--- START Records to use ---
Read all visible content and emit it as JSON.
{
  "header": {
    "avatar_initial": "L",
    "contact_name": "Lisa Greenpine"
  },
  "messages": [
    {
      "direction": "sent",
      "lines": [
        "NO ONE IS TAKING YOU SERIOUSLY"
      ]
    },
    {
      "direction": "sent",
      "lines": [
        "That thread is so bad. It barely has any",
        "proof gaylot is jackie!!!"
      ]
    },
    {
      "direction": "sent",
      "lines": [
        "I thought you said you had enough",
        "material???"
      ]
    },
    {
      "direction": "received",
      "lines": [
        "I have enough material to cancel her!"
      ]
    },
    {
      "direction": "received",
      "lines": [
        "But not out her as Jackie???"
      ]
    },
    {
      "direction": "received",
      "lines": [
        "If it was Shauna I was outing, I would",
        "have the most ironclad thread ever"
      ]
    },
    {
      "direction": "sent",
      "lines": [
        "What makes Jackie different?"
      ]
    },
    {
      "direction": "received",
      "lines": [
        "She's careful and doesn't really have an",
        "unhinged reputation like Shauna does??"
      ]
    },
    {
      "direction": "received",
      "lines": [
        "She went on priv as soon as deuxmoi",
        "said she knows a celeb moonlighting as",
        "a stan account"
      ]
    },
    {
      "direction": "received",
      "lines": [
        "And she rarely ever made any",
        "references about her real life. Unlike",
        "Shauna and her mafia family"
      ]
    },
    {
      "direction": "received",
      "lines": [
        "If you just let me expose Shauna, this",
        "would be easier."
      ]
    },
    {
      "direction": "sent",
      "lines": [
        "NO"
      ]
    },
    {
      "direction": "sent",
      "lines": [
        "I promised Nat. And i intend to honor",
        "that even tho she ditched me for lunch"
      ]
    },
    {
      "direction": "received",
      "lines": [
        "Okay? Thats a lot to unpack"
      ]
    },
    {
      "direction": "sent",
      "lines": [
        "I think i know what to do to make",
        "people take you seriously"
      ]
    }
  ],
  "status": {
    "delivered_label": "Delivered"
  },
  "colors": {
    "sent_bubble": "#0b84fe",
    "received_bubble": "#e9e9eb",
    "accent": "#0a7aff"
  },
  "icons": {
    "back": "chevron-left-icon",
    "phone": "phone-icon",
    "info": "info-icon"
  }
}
--- END Records to use ---
**What to work on:** Pull every line holding "material" out of the records.

**Solution:**
        "material???"
        "I have enough material to cancel her!"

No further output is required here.